— RAW RECORDS —

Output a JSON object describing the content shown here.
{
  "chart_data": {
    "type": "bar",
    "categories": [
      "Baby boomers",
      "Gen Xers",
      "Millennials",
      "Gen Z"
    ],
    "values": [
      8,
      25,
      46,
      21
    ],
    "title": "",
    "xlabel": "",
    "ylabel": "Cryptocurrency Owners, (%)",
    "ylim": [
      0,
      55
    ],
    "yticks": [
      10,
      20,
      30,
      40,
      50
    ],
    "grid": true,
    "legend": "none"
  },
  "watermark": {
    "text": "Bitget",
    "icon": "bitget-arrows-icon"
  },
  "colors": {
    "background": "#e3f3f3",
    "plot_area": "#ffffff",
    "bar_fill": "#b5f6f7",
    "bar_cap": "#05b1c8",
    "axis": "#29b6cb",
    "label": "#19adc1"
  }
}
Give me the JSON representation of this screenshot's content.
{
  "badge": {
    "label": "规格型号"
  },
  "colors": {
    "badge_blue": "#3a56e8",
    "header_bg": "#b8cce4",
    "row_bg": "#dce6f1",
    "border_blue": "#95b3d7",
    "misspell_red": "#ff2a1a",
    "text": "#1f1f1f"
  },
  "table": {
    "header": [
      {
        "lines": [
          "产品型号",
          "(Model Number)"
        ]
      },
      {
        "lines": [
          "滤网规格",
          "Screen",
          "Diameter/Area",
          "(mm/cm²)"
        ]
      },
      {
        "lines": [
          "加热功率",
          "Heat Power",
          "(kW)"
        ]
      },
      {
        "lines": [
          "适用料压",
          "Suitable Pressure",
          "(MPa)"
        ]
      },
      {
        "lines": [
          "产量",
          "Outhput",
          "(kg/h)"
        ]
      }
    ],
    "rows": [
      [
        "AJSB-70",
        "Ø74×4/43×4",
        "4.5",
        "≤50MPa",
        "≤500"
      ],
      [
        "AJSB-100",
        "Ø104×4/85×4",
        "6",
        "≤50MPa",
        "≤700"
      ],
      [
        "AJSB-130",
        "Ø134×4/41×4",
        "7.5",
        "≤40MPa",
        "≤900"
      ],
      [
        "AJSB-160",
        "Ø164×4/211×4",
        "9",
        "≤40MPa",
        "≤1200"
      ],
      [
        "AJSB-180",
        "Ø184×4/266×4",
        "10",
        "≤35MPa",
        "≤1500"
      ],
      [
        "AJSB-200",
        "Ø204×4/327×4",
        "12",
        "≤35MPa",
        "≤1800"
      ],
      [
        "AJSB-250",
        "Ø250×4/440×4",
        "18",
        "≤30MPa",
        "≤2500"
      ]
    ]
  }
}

— THE REQUEST —
Copy every line of the records above that contains "JSON".

— SOLUTION —
Output a JSON object describing the content shown here.
Give me the JSON representation of this screenshot's content.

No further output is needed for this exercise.